Return all of the entries exactly, with nothing added or left out.

* begin *

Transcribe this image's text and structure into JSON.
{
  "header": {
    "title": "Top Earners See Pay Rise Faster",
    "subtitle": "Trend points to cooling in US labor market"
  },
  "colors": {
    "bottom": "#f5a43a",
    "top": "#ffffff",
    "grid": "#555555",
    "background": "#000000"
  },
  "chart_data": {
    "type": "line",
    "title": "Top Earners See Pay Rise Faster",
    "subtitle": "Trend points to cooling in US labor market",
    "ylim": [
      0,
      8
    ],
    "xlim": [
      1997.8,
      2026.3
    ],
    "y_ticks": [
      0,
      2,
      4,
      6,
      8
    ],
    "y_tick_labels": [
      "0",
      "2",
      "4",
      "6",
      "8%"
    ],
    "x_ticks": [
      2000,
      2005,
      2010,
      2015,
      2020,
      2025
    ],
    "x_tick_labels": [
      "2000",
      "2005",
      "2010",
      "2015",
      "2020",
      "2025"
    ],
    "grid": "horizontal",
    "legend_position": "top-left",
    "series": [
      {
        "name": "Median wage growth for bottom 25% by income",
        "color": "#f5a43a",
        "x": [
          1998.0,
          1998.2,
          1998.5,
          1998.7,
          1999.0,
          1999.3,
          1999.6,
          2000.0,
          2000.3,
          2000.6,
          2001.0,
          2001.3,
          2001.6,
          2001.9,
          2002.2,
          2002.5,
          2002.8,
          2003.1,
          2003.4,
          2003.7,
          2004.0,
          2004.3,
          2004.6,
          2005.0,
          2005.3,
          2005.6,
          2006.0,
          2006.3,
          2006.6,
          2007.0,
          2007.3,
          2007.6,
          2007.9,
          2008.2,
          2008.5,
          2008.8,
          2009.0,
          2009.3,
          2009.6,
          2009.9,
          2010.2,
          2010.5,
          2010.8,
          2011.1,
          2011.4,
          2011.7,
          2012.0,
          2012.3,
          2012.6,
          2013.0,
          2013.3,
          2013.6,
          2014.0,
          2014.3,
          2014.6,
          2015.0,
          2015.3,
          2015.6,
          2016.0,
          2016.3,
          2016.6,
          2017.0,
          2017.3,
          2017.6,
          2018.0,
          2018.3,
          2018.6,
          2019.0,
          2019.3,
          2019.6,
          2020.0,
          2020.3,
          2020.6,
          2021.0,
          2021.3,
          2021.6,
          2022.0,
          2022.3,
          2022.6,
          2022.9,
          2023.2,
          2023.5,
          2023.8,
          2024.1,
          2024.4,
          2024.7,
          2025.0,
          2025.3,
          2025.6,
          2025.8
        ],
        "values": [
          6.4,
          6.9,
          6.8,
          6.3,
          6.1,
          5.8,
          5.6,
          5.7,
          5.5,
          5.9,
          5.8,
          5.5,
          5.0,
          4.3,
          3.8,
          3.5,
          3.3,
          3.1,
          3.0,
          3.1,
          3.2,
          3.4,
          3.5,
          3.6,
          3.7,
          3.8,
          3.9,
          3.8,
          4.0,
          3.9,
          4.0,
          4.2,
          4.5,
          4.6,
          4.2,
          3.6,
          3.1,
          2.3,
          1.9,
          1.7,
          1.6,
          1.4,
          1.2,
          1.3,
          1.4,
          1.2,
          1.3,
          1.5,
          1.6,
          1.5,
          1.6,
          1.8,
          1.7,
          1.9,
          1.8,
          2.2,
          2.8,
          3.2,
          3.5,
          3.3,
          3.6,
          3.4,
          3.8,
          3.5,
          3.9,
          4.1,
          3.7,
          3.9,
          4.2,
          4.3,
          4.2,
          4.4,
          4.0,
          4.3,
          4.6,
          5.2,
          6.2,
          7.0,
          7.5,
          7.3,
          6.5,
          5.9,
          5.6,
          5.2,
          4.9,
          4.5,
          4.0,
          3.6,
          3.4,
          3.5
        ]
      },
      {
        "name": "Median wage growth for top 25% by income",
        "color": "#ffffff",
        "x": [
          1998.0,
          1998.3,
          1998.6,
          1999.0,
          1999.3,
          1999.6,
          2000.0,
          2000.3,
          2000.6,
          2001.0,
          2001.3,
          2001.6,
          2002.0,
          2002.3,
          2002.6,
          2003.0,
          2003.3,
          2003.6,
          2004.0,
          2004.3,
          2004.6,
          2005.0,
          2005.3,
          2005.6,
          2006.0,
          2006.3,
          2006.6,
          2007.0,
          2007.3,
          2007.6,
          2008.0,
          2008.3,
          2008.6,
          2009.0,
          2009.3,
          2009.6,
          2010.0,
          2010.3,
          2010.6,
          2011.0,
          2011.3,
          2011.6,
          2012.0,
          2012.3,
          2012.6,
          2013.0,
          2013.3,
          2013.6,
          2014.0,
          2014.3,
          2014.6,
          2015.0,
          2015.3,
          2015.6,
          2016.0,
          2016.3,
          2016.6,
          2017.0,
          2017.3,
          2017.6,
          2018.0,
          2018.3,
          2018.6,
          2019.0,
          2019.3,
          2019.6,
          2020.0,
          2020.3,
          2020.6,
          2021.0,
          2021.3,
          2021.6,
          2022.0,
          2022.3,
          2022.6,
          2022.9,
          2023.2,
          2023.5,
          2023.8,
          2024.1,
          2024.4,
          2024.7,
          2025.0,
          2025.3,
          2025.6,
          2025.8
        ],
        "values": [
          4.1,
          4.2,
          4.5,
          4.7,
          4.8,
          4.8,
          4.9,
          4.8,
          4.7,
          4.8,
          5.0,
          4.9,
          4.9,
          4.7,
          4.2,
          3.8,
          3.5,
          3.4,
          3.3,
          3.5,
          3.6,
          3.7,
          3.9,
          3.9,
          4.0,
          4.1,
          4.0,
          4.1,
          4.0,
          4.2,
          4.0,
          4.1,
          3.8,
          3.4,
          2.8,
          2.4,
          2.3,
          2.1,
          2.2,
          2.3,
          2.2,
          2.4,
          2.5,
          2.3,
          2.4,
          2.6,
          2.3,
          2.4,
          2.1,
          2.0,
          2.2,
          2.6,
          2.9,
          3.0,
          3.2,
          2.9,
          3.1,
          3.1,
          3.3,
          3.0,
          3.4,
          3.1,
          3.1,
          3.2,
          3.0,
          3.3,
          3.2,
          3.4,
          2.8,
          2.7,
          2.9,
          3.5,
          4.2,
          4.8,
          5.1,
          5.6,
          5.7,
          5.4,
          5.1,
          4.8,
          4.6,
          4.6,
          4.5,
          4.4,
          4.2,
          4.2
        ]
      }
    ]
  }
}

* end *

Output of the exercise:
Transcribe this image's text and structure into JSON.
{
  "header": {
    "title": "Top Earners See Pay Rise Faster",
    "subtitle": "Trend points to cooling in US labor market"
  },
  "colors": {
    "bottom": "#f5a43a",
    "top": "#ffffff",
    "grid": "#555555",
    "background": "#000000"
  },
  "chart_data": {
    "type": "line",
    "title": "Top Earners See Pay Rise Faster",
    "subtitle": "Trend points to cooling in US labor market",
    "ylim": [
      0,
      8
    ],
    "xlim": [
      1997.8,
      2026.3
    ],
    "y_ticks": [
      0,
      2,
      4,
      6,
      8
    ],
    "y_tick_labels": [
      "0",
      "2",
      "4",
      "6",
      "8%"
    ],
    "x_ticks": [
      2000,
      2005,
      2010,
      2015,
      2020,
      2025
    ],
    "x_tick_labels": [
      "2000",
      "2005",
      "2010",
      "2015",
      "2020",
      "2025"
    ],
    "grid": "horizontal",
    "legend_position": "top-left",
    "series": [
      {
        "name": "Median wage growth for bottom 25% by income",
        "color": "#f5a43a",
        "x": [
          1998.0,
          1998.2,
          1998.5,
          1998.7,
          1999.0,
          1999.3,
          1999.6,
          2000.0,
          2000.3,
          2000.6,
          2001.0,
          2001.3,
          2001.6,
          2001.9,
          2002.2,
          2002.5,
          2002.8,
          2003.1,
          2003.4,
          2003.7,
          2004.0,
          2004.3,
          2004.6,
          2005.0,
          2005.3,
          2005.6,
          2006.0,
          2006.3,
          2006.6,
          2007.0,
          2007.3,
          2007.6,
          2007.9,
          2008.2,
          2008.5,
          2008.8,
          2009.0,
          2009.3,
          2009.6,
          2009.9,
          2010.2,
          2010.5,
          2010.8,
          2011.1,
          2011.4,
          2011.7,
          2012.0,
          2012.3,
          2012.6,
          2013.0,
          2013.3,
          2013.6,
          2014.0,
          2014.3,
          2014.6,
          2015.0,
          2015.3,
          2015.6,
          2016.0,
          2016.3,
          2016.6,
          2017.0,
          2017.3,
          2017.6,
          2018.0,
          2018.3,
          2018.6,
          2019.0,
          2019.3,
          2019.6,
          2020.0,
          2020.3,
          2020.6,
          2021.0,
          2021.3,
          2021.6,
          2022.0,
          2022.3,
          2022.6,
          2022.9,
          2023.2,
          2023.5,
          2023.8,
          2024.1,
          2024.4,
          2024.7,
          2025.0,
          2025.3,
          2025.6,
          2025.8
        ],
        "values": [
          6.4,
          6.9,
          6.8,
          6.3,
          6.1,
          5.8,
          5.6,
          5.7,
          5.5,
          5.9,
          5.8,
          5.5,
          5.0,
          4.3,
          3.8,
          3.5,
          3.3,
          3.1,
          3.0,
          3.1,
          3.2,
          3.4,
          3.5,
          3.6,
          3.7,
          3.8,
          3.9,
          3.8,
          4.0,
          3.9,
          4.0,
          4.2,
          4.5,
          4.6,
          4.2,
          3.6,
          3.1,
          2.3,
          1.9,
          1.7,
          1.6,
          1.4,
          1.2,
          1.3,
          1.4,
          1.2,
          1.3,
          1.5,
          1.6,
          1.5,
          1.6,
          1.8,
          1.7,
          1.9,
          1.8,
          2.2,
          2.8,
          3.2,
          3.5,
          3.3,
          3.6,
          3.4,
          3.8,
          3.5,
          3.9,
          4.1,
          3.7,
          3.9,
          4.2,
          4.3,
          4.2,
          4.4,
          4.0,
          4.3,
          4.6,
          5.2,
          6.2,
          7.0,
          7.5,
          7.3,
          6.5,
          5.9,
          5.6,
          5.2,
          4.9,
          4.5,
          4.0,
          3.6,
          3.4,
          3.5
        ]
      },
      {
        "name": "Median wage growth for top 25% by income",
        "color": "#ffffff",
        "x": [
          1998.0,
          1998.3,
          1998.6,
          1999.0,
          1999.3,
          1999.6,
          2000.0,
          2000.3,
          2000.6,
          2001.0,
          2001.3,
          2001.6,
          2002.0,
          2002.3,
          2002.6,
          2003.0,
          2003.3,
          2003.6,
          2004.0,
          2004.3,
          2004.6,
          2005.0,
          2005.3,
          2005.6,
          2006.0,
          2006.3,
          2006.6,
          2007.0,
          2007.3,
          2007.6,
          2008.0,
          2008.3,
          2008.6,
          2009.0,
          2009.3,
          2009.6,
          2010.0,
          2010.3,
          2010.6,
          2011.0,
          2011.3,
          2011.6,
          2012.0,
          2012.3,
          2012.6,
          2013.0,
          2013.3,
          2013.6,
          2014.0,
          2014.3,
          2014.6,
          2015.0,
          2015.3,
          2015.6,
          2016.0,
          2016.3,
          2016.6,
          2017.0,
          2017.3,
          2017.6,
          2018.0,
          2018.3,
          2018.6,
          2019.0,
          2019.3,
          2019.6,
          2020.0,
          2020.3,
          2020.6,
          2021.0,
          2021.3,
          2021.6,
          2022.0,
          2022.3,
          2022.6,
          2022.9,
          2023.2,
          2023.5,
          2023.8,
          2024.1,
          2024.4,
          2024.7,
          2025.0,
          2025.3,
          2025.6,
          2025.8
        ],
        "values": [
          4.1,
          4.2,
          4.5,
          4.7,
          4.8,
          4.8,
          4.9,
          4.8,
          4.7,
          4.8,
          5.0,
          4.9,
          4.9,
          4.7,
          4.2,
          3.8,
          3.5,
          3.4,
          3.3,
          3.5,
          3.6,
          3.7,
          3.9,
          3.9,
          4.0,
          4.1,
          4.0,
          4.1,
          4.0,
          4.2,
          4.0,
          4.1,
          3.8,
          3.4,
          2.8,
          2.4,
          2.3,
          2.1,
          2.2,
          2.3,
          2.2,
          2.4,
          2.5,
          2.3,
          2.4,
          2.6,
          2.3,
          2.4,
          2.1,
          2.0,
          2.2,
          2.6,
          2.9,
          3.0,
          3.2,
          2.9,
          3.1,
          3.1,
          3.3,
          3.0,
          3.4,
          3.1,
          3.1,
          3.2,
          3.0,
          3.3,
          3.2,
          3.4,
          2.8,
          2.7,
          2.9,
          3.5,
          4.2,
          4.8,
          5.1,
          5.6,
          5.7,
          5.4,
          5.1,
          4.8,
          4.6,
          4.6,
          4.5,
          4.4,
          4.2,
          4.2
        ]
      }
    ]
  }
}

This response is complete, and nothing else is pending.